Provided records:
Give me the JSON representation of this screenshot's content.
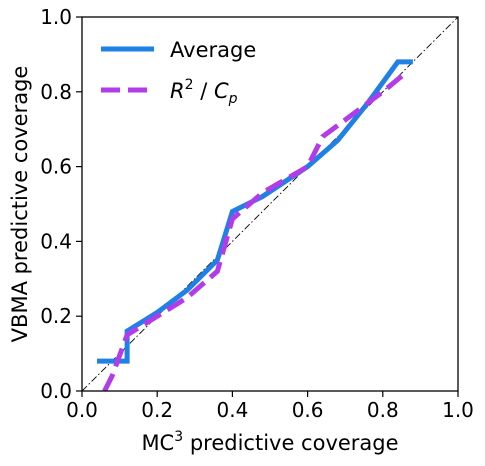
{
  "chart_data": {
    "type": "line",
    "title": "",
    "xlabel": "MC",
    "xlabel_sup": "3",
    "xlabel_rest": " predictive coverage",
    "ylabel": "VBMA predictive coverage",
    "xlim": [
      0.0,
      1.0
    ],
    "ylim": [
      0.0,
      1.0
    ],
    "xticks": [
      "0.0",
      "0.2",
      "0.4",
      "0.6",
      "0.8",
      "1.0"
    ],
    "yticks": [
      "0.0",
      "0.2",
      "0.4",
      "0.6",
      "0.8",
      "1.0"
    ],
    "grid": false,
    "legend_position": "top-left",
    "reference_line": {
      "x": [
        0,
        1
      ],
      "y": [
        0,
        1
      ],
      "style": "dash-dot",
      "color": "#000000"
    },
    "series": [
      {
        "name": "Average",
        "color": "#1f80e6",
        "style": "solid",
        "x": [
          0.04,
          0.12,
          0.12,
          0.2,
          0.28,
          0.36,
          0.4,
          0.48,
          0.6,
          0.68,
          0.76,
          0.84,
          0.88
        ],
        "y": [
          0.08,
          0.08,
          0.16,
          0.21,
          0.27,
          0.35,
          0.48,
          0.52,
          0.6,
          0.67,
          0.77,
          0.88,
          0.88
        ]
      },
      {
        "name": "R² / Cp",
        "color": "#b23bea",
        "style": "dashed",
        "x": [
          0.06,
          0.08,
          0.12,
          0.2,
          0.28,
          0.36,
          0.4,
          0.48,
          0.6,
          0.64,
          0.72,
          0.8,
          0.86
        ],
        "y": [
          0.0,
          0.04,
          0.15,
          0.2,
          0.25,
          0.32,
          0.46,
          0.53,
          0.6,
          0.68,
          0.74,
          0.8,
          0.85
        ]
      }
    ],
    "legend": {
      "average_label": "Average",
      "r2cp_R": "R",
      "r2cp_sup": "2",
      "r2cp_sep": " / ",
      "r2cp_C": "C",
      "r2cp_sub": "p"
    }
  }
}
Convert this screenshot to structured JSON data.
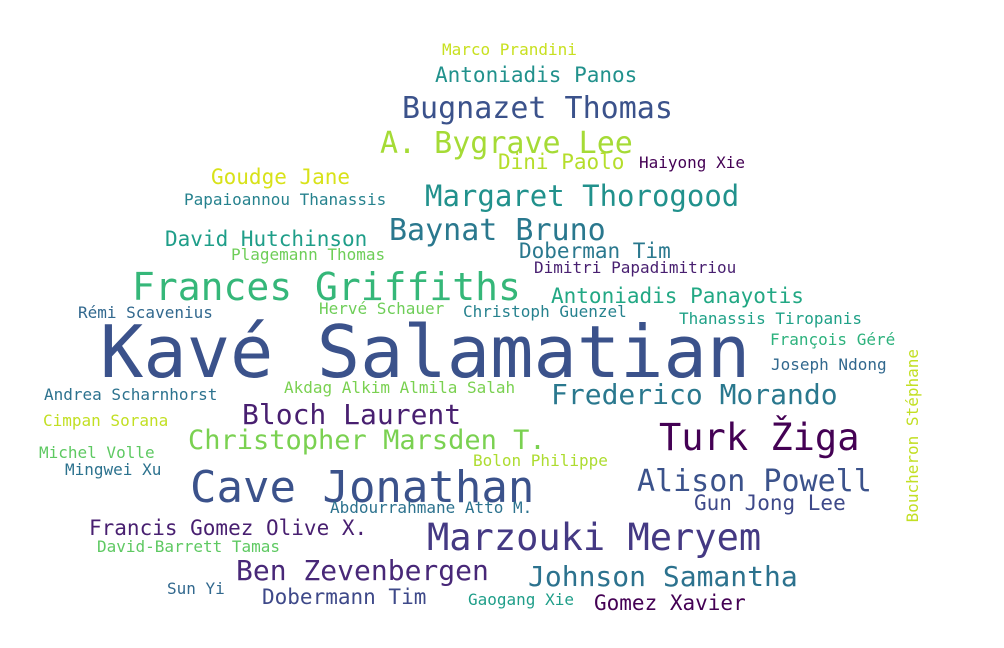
{
  "words": [
    {
      "text": "Kavé Salamatian",
      "color": "#3b528b"
    },
    {
      "text": "Cave Jonathan",
      "color": "#3b528b"
    },
    {
      "text": "Frances Griffiths",
      "color": "#35b779"
    },
    {
      "text": "Marzouki Meryem",
      "color": "#443983"
    },
    {
      "text": "Turk Žiga",
      "color": "#440154"
    },
    {
      "text": "Christopher Marsden T.",
      "color": "#7ad151"
    },
    {
      "text": "Margaret Thorogood",
      "color": "#21918c"
    },
    {
      "text": "Bugnazet Thomas",
      "color": "#3b528b"
    },
    {
      "text": "A. Bygrave Lee",
      "color": "#a5db36"
    },
    {
      "text": "Baynat Bruno",
      "color": "#2a788e"
    },
    {
      "text": "Frederico Morando",
      "color": "#2a788e"
    },
    {
      "text": "Alison Powell",
      "color": "#3b528b"
    },
    {
      "text": "Bloch Laurent",
      "color": "#481f70"
    },
    {
      "text": "Ben Zevenbergen",
      "color": "#482878"
    },
    {
      "text": "Johnson Samantha",
      "color": "#2c728e"
    },
    {
      "text": "Antoniadis Panos",
      "color": "#21918c"
    },
    {
      "text": "Goudge Jane",
      "color": "#d8e219"
    },
    {
      "text": "Dini Paolo",
      "color": "#b5de2b"
    },
    {
      "text": "Haiyong Xie",
      "color": "#440154"
    },
    {
      "text": "Papaioannou Thanassis",
      "color": "#26828e"
    },
    {
      "text": "David Hutchinson",
      "color": "#1f9e89"
    },
    {
      "text": "Plagemann Thomas",
      "color": "#6ece58"
    },
    {
      "text": "Doberman Tim",
      "color": "#2a788e"
    },
    {
      "text": "Dimitri Papadimitriou",
      "color": "#481f70"
    },
    {
      "text": "Antoniadis Panayotis",
      "color": "#22a884"
    },
    {
      "text": "Rémi Scavenius",
      "color": "#31688e"
    },
    {
      "text": "Hervé Schauer",
      "color": "#6ece58"
    },
    {
      "text": "Christoph Guenzel",
      "color": "#26828e"
    },
    {
      "text": "Thanassis Tiropanis",
      "color": "#1fa187"
    },
    {
      "text": "François Géré",
      "color": "#2db27d"
    },
    {
      "text": "Joseph Ndong",
      "color": "#31688e"
    },
    {
      "text": "Andrea Scharnhorst",
      "color": "#2c728e"
    },
    {
      "text": "Akdag Alkim Almila Salah",
      "color": "#7ad151"
    },
    {
      "text": "Cimpan Sorana",
      "color": "#c2df23"
    },
    {
      "text": "Michel Volle",
      "color": "#5ec962"
    },
    {
      "text": "Mingwei Xu",
      "color": "#2c728e"
    },
    {
      "text": "Bolon Philippe",
      "color": "#addc30"
    },
    {
      "text": "Gun Jong Lee",
      "color": "#3e4989"
    },
    {
      "text": "Abdourrahmane Atto M.",
      "color": "#2c728e"
    },
    {
      "text": "Francis Gomez Olive X.",
      "color": "#481f70"
    },
    {
      "text": "David-Barrett Tamas",
      "color": "#5ec962"
    },
    {
      "text": "Sun Yi",
      "color": "#31688e"
    },
    {
      "text": "Dobermann Tim",
      "color": "#3e4989"
    },
    {
      "text": "Gaogang Xie",
      "color": "#1f9e89"
    },
    {
      "text": "Gomez Xavier",
      "color": "#440154"
    },
    {
      "text": "Marco Prandini",
      "color": "#c8e020"
    },
    {
      "text": "Boucheron Stéphane",
      "color": "#c2df23"
    }
  ]
}
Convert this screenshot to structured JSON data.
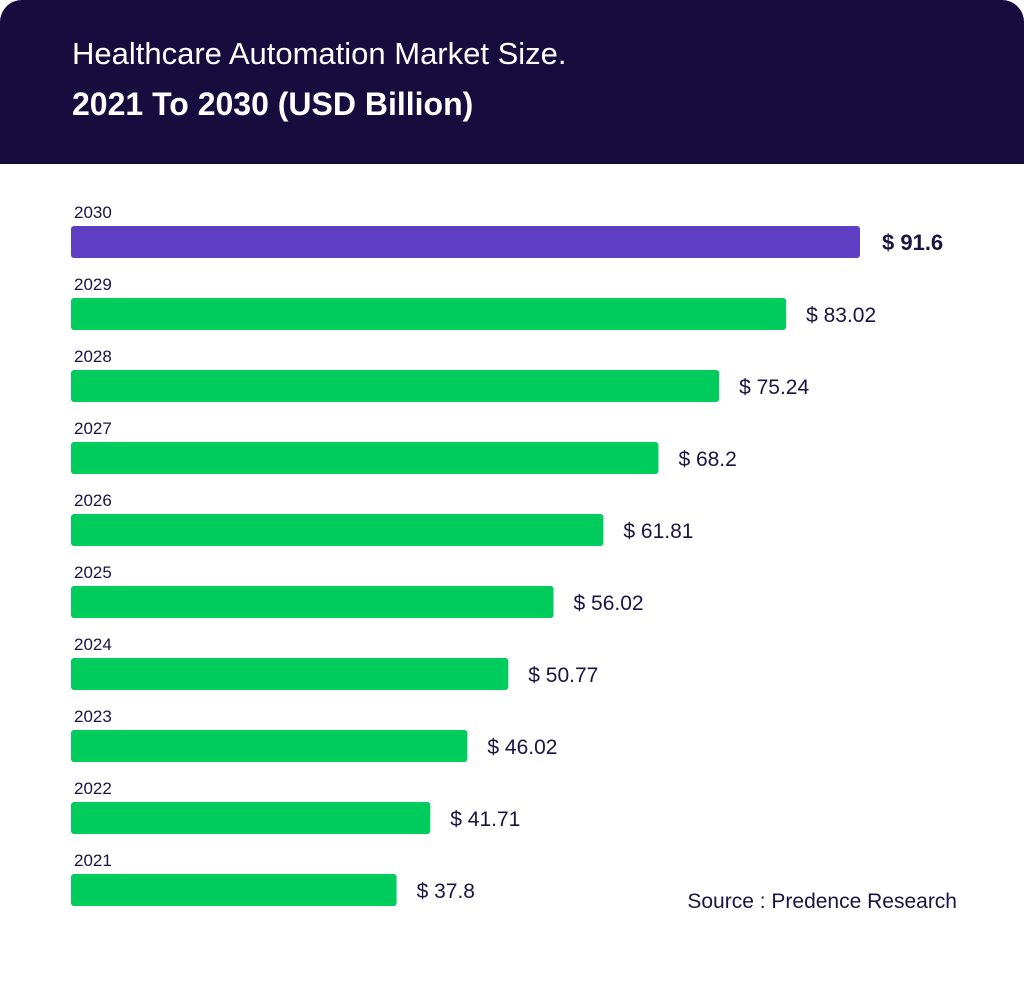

Task description: Apart from the pictures, the entries above are to be repeated in full and exactly.

Exercise response:
Give me the JSON representation of this screenshot's content.
{
  "chart_data": {
    "type": "line",
    "title": "",
    "xlabel": "MC",
    "xlabel_sup": "3",
    "xlabel_rest": " predictive coverage",
    "ylabel": "VBMA predictive coverage",
    "xlim": [
      0.0,
      1.0
    ],
    "ylim": [
      0.0,
      1.0
    ],
    "xticks": [
      "0.0",
      "0.2",
      "0.4",
      "0.6",
      "0.8",
      "1.0"
    ],
    "yticks": [
      "0.0",
      "0.2",
      "0.4",
      "0.6",
      "0.8",
      "1.0"
    ],
    "grid": false,
    "legend_position": "top-left",
    "reference_line": {
      "x": [
        0,
        1
      ],
      "y": [
        0,
        1
      ],
      "style": "dash-dot",
      "color": "#000000"
    },
    "series": [
      {
        "name": "Average",
        "color": "#1f80e6",
        "style": "solid",
        "x": [
          0.04,
          0.12,
          0.12,
          0.2,
          0.28,
          0.36,
          0.4,
          0.48,
          0.6,
          0.68,
          0.76,
          0.84,
          0.88
        ],
        "y": [
          0.08,
          0.08,
          0.16,
          0.21,
          0.27,
          0.35,
          0.48,
          0.52,
          0.6,
          0.67,
          0.77,
          0.88,
          0.88
        ]
      },
      {
        "name": "R² / Cp",
        "color": "#b23bea",
        "style": "dashed",
        "x": [
          0.06,
          0.08,
          0.12,
          0.2,
          0.28,
          0.36,
          0.4,
          0.48,
          0.6,
          0.64,
          0.72,
          0.8,
          0.86
        ],
        "y": [
          0.0,
          0.04,
          0.15,
          0.2,
          0.25,
          0.32,
          0.46,
          0.53,
          0.6,
          0.68,
          0.74,
          0.8,
          0.85
        ]
      }
    ],
    "legend": {
      "average_label": "Average",
      "r2cp_R": "R",
      "r2cp_sup": "2",
      "r2cp_sep": " / ",
      "r2cp_C": "C",
      "r2cp_sub": "p"
    }
  }
}
Convert this screenshot to structured JSON data.
{
  "words": [
    {
      "text": "Kavé Salamatian",
      "color": "#3b528b"
    },
    {
      "text": "Cave Jonathan",
      "color": "#3b528b"
    },
    {
      "text": "Frances Griffiths",
      "color": "#35b779"
    },
    {
      "text": "Marzouki Meryem",
      "color": "#443983"
    },
    {
      "text": "Turk Žiga",
      "color": "#440154"
    },
    {
      "text": "Christopher Marsden T.",
      "color": "#7ad151"
    },
    {
      "text": "Margaret Thorogood",
      "color": "#21918c"
    },
    {
      "text": "Bugnazet Thomas",
      "color": "#3b528b"
    },
    {
      "text": "A. Bygrave Lee",
      "color": "#a5db36"
    },
    {
      "text": "Baynat Bruno",
      "color": "#2a788e"
    },
    {
      "text": "Frederico Morando",
      "color": "#2a788e"
    },
    {
      "text": "Alison Powell",
      "color": "#3b528b"
    },
    {
      "text": "Bloch Laurent",
      "color": "#481f70"
    },
    {
      "text": "Ben Zevenbergen",
      "color": "#482878"
    },
    {
      "text": "Johnson Samantha",
      "color": "#2c728e"
    },
    {
      "text": "Antoniadis Panos",
      "color": "#21918c"
    },
    {
      "text": "Goudge Jane",
      "color": "#d8e219"
    },
    {
      "text": "Dini Paolo",
      "color": "#b5de2b"
    },
    {
      "text": "Haiyong Xie",
      "color": "#440154"
    },
    {
      "text": "Papaioannou Thanassis",
      "color": "#26828e"
    },
    {
      "text": "David Hutchinson",
      "color": "#1f9e89"
    },
    {
      "text": "Plagemann Thomas",
      "color": "#6ece58"
    },
    {
      "text": "Doberman Tim",
      "color": "#2a788e"
    },
    {
      "text": "Dimitri Papadimitriou",
      "color": "#481f70"
    },
    {
      "text": "Antoniadis Panayotis",
      "color": "#22a884"
    },
    {
      "text": "Rémi Scavenius",
      "color": "#31688e"
    },
    {
      "text": "Hervé Schauer",
      "color": "#6ece58"
    },
    {
      "text": "Christoph Guenzel",
      "color": "#26828e"
    },
    {
      "text": "Thanassis Tiropanis",
      "color": "#1fa187"
    },
    {
      "text": "François Géré",
      "color": "#2db27d"
    },
    {
      "text": "Joseph Ndong",
      "color": "#31688e"
    },
    {
      "text": "Andrea Scharnhorst",
      "color": "#2c728e"
    },
    {
      "text": "Akdag Alkim Almila Salah",
      "color": "#7ad151"
    },
    {
      "text": "Cimpan Sorana",
      "color": "#c2df23"
    },
    {
      "text": "Michel Volle",
      "color": "#5ec962"
    },
    {
      "text": "Mingwei Xu",
      "color": "#2c728e"
    },
    {
      "text": "Bolon Philippe",
      "color": "#addc30"
    },
    {
      "text": "Gun Jong Lee",
      "color": "#3e4989"
    },
    {
      "text": "Abdourrahmane Atto M.",
      "color": "#2c728e"
    },
    {
      "text": "Francis Gomez Olive X.",
      "color": "#481f70"
    },
    {
      "text": "David-Barrett Tamas",
      "color": "#5ec962"
    },
    {
      "text": "Sun Yi",
      "color": "#31688e"
    },
    {
      "text": "Dobermann Tim",
      "color": "#3e4989"
    },
    {
      "text": "Gaogang Xie",
      "color": "#1f9e89"
    },
    {
      "text": "Gomez Xavier",
      "color": "#440154"
    },
    {
      "text": "Marco Prandini",
      "color": "#c8e020"
    },
    {
      "text": "Boucheron Stéphane",
      "color": "#c2df23"
    }
  ]
}
Convert this screenshot to structured JSON data.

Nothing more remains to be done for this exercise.